> _Request_
Write out the following lines verbatim, one per line, keeping every character unchanged.

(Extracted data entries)
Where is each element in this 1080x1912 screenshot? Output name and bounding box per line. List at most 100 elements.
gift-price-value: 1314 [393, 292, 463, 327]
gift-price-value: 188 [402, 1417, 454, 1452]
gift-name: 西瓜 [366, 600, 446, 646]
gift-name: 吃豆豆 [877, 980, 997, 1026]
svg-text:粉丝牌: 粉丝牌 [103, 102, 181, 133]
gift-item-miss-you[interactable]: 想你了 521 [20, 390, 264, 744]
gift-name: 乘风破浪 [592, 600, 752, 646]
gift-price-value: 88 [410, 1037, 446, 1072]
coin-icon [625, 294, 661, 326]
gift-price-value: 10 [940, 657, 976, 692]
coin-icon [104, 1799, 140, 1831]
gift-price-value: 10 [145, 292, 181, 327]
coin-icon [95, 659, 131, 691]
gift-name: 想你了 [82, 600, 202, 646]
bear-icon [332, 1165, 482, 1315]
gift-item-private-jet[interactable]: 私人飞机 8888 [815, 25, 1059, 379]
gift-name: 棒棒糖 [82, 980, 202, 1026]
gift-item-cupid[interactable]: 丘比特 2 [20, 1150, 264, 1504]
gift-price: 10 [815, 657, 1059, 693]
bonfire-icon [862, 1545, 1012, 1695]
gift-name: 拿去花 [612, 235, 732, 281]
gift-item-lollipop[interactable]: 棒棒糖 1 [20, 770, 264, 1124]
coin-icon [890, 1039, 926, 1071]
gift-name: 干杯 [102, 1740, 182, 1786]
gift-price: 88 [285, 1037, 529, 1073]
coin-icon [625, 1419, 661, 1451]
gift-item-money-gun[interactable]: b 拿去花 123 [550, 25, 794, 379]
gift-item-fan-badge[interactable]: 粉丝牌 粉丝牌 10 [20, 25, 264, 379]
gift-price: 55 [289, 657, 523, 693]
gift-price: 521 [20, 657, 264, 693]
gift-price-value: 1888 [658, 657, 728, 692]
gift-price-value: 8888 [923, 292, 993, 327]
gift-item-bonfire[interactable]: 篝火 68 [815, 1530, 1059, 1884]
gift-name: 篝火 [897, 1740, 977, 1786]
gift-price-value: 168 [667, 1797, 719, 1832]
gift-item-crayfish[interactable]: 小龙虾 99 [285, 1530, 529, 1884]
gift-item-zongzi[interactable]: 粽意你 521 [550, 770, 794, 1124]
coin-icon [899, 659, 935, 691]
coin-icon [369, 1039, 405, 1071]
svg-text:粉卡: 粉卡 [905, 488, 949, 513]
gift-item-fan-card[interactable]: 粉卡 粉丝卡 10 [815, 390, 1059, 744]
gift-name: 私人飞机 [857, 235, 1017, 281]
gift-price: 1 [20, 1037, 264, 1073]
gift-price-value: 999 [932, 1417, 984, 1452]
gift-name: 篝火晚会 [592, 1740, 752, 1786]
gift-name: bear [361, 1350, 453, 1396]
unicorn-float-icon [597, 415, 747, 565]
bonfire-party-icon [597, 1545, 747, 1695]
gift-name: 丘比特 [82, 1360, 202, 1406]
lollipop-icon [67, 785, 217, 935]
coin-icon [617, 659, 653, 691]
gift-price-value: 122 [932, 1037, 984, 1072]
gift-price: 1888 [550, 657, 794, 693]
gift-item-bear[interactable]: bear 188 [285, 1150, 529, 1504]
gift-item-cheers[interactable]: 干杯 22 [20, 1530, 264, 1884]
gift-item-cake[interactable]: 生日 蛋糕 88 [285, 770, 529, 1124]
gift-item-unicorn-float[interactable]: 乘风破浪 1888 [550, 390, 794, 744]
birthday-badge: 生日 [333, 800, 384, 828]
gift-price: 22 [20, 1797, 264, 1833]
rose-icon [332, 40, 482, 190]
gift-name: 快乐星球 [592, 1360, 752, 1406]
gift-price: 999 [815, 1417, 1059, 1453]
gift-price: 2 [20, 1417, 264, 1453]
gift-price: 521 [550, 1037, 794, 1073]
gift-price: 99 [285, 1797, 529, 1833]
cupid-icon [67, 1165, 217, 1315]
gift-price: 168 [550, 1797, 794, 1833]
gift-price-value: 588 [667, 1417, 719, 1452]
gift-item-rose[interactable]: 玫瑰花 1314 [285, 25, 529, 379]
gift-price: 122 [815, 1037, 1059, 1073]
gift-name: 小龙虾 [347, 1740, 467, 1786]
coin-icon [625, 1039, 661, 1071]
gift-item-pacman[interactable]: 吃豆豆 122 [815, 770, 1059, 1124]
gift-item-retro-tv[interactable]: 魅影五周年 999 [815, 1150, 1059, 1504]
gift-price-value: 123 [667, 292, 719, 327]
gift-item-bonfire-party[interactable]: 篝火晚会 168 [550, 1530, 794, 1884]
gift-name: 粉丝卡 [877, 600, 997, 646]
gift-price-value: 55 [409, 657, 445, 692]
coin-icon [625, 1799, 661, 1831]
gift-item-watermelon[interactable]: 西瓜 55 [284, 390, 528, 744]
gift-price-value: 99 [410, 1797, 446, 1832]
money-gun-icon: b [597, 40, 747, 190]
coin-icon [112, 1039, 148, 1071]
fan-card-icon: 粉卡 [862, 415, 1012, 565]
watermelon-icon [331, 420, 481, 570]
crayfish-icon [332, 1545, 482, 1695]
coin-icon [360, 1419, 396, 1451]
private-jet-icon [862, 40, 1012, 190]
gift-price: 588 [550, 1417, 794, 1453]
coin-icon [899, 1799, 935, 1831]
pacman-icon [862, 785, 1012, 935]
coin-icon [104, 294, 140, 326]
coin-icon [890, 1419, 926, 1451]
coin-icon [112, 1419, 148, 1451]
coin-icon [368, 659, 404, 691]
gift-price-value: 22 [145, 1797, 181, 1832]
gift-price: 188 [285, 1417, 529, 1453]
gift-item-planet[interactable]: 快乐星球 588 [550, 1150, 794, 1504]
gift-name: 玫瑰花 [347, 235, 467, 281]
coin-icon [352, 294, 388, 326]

> _Right answer_
Where is each element in this 1080x1912 screenshot? Output name and bounding box per line. List at most 100 elements.
gift-price-value: 1314 [393, 292, 463, 327]
gift-price-value: 188 [402, 1417, 454, 1452]
gift-name: 西瓜 [366, 600, 446, 646]
gift-name: 吃豆豆 [877, 980, 997, 1026]
svg-text:粉丝牌: 粉丝牌 [103, 102, 181, 133]
gift-item-miss-you[interactable]: 想你了 521 [20, 390, 264, 744]
gift-name: 乘风破浪 [592, 600, 752, 646]
gift-price-value: 88 [410, 1037, 446, 1072]
coin-icon [625, 294, 661, 326]
gift-price-value: 10 [940, 657, 976, 692]
coin-icon [104, 1799, 140, 1831]
gift-price-value: 10 [145, 292, 181, 327]
coin-icon [95, 659, 131, 691]
gift-name: 想你了 [82, 600, 202, 646]
bear-icon [332, 1165, 482, 1315]
gift-item-private-jet[interactable]: 私人飞机 8888 [815, 25, 1059, 379]
gift-name: 棒棒糖 [82, 980, 202, 1026]
gift-item-cupid[interactable]: 丘比特 2 [20, 1150, 264, 1504]
gift-price: 10 [815, 657, 1059, 693]
bonfire-icon [862, 1545, 1012, 1695]
gift-name: 拿去花 [612, 235, 732, 281]
gift-item-lollipop[interactable]: 棒棒糖 1 [20, 770, 264, 1124]
coin-icon [890, 1039, 926, 1071]
gift-name: 干杯 [102, 1740, 182, 1786]
gift-price: 88 [285, 1037, 529, 1073]
coin-icon [625, 1419, 661, 1451]
gift-item-money-gun[interactable]: b 拿去花 123 [550, 25, 794, 379]
gift-item-fan-badge[interactable]: 粉丝牌 粉丝牌 10 [20, 25, 264, 379]
gift-price: 55 [289, 657, 523, 693]
gift-price: 521 [20, 657, 264, 693]
gift-price-value: 1888 [658, 657, 728, 692]
gift-price-value: 8888 [923, 292, 993, 327]
gift-item-bonfire[interactable]: 篝火 68 [815, 1530, 1059, 1884]
gift-name: 篝火 [897, 1740, 977, 1786]
gift-price-value: 168 [667, 1797, 719, 1832]
gift-item-crayfish[interactable]: 小龙虾 99 [285, 1530, 529, 1884]
gift-item-zongzi[interactable]: 粽意你 521 [550, 770, 794, 1124]
coin-icon [899, 659, 935, 691]
coin-icon [369, 1039, 405, 1071]
svg-text:粉卡: 粉卡 [905, 488, 949, 513]
gift-item-fan-card[interactable]: 粉卡 粉丝卡 10 [815, 390, 1059, 744]
gift-name: 私人飞机 [857, 235, 1017, 281]
gift-price: 1 [20, 1037, 264, 1073]
gift-price-value: 999 [932, 1417, 984, 1452]
gift-name: 篝火晚会 [592, 1740, 752, 1786]
gift-name: bear [361, 1350, 453, 1396]
unicorn-float-icon [597, 415, 747, 565]
bonfire-party-icon [597, 1545, 747, 1695]
gift-name: 丘比特 [82, 1360, 202, 1406]
lollipop-icon [67, 785, 217, 935]
coin-icon [617, 659, 653, 691]
gift-price-value: 122 [932, 1037, 984, 1072]
gift-price: 1888 [550, 657, 794, 693]
gift-item-bear[interactable]: bear 188 [285, 1150, 529, 1504]
gift-item-cheers[interactable]: 干杯 22 [20, 1530, 264, 1884]
gift-item-cake[interactable]: 生日 蛋糕 88 [285, 770, 529, 1124]
gift-item-unicorn-float[interactable]: 乘风破浪 1888 [550, 390, 794, 744]
birthday-badge: 生日 [333, 800, 384, 828]
gift-price: 22 [20, 1797, 264, 1833]
rose-icon [332, 40, 482, 190]
gift-name: 快乐星球 [592, 1360, 752, 1406]
gift-price: 999 [815, 1417, 1059, 1453]
gift-price: 2 [20, 1417, 264, 1453]
gift-price: 521 [550, 1037, 794, 1073]
gift-price: 99 [285, 1797, 529, 1833]
cupid-icon [67, 1165, 217, 1315]
gift-price: 168 [550, 1797, 794, 1833]
gift-price-value: 588 [667, 1417, 719, 1452]
gift-item-rose[interactable]: 玫瑰花 1314 [285, 25, 529, 379]
gift-price: 122 [815, 1037, 1059, 1073]
gift-name: 小龙虾 [347, 1740, 467, 1786]
coin-icon [625, 1039, 661, 1071]
gift-item-pacman[interactable]: 吃豆豆 122 [815, 770, 1059, 1124]
gift-item-retro-tv[interactable]: 魅影五周年 999 [815, 1150, 1059, 1504]
gift-price-value: 123 [667, 292, 719, 327]
gift-item-bonfire-party[interactable]: 篝火晚会 168 [550, 1530, 794, 1884]
gift-name: 粉丝卡 [877, 600, 997, 646]
gift-price-value: 55 [409, 657, 445, 692]
coin-icon [625, 1799, 661, 1831]
gift-item-watermelon[interactable]: 西瓜 55 [284, 390, 528, 744]
gift-price-value: 99 [410, 1797, 446, 1832]
money-gun-icon: b [597, 40, 747, 190]
coin-icon [112, 1039, 148, 1071]
fan-card-icon: 粉卡 [862, 415, 1012, 565]
watermelon-icon [331, 420, 481, 570]
crayfish-icon [332, 1545, 482, 1695]
coin-icon [360, 1419, 396, 1451]
private-jet-icon [862, 40, 1012, 190]
gift-price: 588 [550, 1417, 794, 1453]
coin-icon [899, 1799, 935, 1831]
pacman-icon [862, 785, 1012, 935]
coin-icon [104, 294, 140, 326]
coin-icon [890, 1419, 926, 1451]
coin-icon [112, 1419, 148, 1451]
coin-icon [368, 659, 404, 691]
gift-price-value: 22 [145, 1797, 181, 1832]
gift-price: 188 [285, 1417, 529, 1453]
gift-item-planet[interactable]: 快乐星球 588 [550, 1150, 794, 1504]
gift-name: 玫瑰花 [347, 235, 467, 281]
coin-icon [352, 294, 388, 326]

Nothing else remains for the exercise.